### Provided records:
......
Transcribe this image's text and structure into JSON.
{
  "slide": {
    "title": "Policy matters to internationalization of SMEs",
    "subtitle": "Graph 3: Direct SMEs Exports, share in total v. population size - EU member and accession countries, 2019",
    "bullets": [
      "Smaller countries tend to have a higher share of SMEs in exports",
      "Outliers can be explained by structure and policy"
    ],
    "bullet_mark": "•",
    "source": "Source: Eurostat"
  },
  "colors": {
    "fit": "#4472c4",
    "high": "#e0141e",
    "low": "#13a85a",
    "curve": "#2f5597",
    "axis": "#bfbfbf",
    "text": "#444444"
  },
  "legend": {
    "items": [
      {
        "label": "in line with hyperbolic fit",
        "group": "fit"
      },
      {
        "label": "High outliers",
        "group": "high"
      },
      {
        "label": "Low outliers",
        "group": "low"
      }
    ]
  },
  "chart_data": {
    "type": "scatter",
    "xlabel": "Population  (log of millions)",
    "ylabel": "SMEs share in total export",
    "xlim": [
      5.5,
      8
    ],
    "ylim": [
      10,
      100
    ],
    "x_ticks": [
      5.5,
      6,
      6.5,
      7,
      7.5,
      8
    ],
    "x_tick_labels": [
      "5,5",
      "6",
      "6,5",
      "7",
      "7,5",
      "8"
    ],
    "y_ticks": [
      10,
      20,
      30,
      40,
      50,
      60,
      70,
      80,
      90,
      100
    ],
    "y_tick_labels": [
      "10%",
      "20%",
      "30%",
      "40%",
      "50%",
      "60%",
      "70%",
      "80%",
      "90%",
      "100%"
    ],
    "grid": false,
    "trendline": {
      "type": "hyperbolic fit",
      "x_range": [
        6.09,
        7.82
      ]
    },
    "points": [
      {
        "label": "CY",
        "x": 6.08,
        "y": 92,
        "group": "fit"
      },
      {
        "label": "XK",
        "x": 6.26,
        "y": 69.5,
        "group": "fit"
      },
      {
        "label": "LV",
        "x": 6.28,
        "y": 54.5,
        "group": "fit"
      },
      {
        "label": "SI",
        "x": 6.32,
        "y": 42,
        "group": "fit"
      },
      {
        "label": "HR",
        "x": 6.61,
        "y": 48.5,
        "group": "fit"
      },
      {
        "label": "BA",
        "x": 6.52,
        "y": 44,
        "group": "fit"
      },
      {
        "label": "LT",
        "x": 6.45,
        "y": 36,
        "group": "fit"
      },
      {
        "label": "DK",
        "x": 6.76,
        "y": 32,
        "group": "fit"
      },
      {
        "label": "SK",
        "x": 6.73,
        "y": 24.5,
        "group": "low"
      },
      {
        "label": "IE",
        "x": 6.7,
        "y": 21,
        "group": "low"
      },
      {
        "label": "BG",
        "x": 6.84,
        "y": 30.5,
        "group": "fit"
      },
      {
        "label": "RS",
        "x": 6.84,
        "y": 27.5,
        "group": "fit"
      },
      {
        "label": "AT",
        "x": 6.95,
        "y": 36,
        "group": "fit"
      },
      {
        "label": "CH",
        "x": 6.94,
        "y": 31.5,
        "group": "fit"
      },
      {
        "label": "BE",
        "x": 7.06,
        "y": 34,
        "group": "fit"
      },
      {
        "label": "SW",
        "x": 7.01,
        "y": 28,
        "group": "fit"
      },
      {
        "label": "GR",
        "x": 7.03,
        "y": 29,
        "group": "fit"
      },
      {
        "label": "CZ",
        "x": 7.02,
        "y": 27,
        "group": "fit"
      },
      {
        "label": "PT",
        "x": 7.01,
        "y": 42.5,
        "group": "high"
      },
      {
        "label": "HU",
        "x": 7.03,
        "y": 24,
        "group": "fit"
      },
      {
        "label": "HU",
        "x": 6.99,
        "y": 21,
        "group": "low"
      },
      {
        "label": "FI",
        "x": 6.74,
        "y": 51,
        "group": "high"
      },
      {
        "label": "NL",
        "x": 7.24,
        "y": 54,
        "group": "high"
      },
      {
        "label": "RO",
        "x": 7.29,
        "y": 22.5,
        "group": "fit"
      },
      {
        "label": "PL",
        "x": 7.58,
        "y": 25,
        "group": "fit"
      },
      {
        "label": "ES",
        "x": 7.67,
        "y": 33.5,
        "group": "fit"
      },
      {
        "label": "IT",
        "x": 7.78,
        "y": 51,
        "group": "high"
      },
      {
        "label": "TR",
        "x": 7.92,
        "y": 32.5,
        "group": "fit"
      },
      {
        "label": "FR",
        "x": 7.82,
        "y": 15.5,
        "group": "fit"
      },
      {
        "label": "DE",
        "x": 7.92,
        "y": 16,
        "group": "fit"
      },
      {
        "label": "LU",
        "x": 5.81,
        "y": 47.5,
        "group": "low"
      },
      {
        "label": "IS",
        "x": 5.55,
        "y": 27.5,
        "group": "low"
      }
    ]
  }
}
......
### What you have to do:
Using the material above, copy every line in which the string "countries" occurs.

### Response for this exercise:
    "subtitle": "Graph 3: Direct SMEs Exports, share in total v. population size - EU member and accession countries, 2019",
      "Smaller countries tend to have a higher share of SMEs in exports",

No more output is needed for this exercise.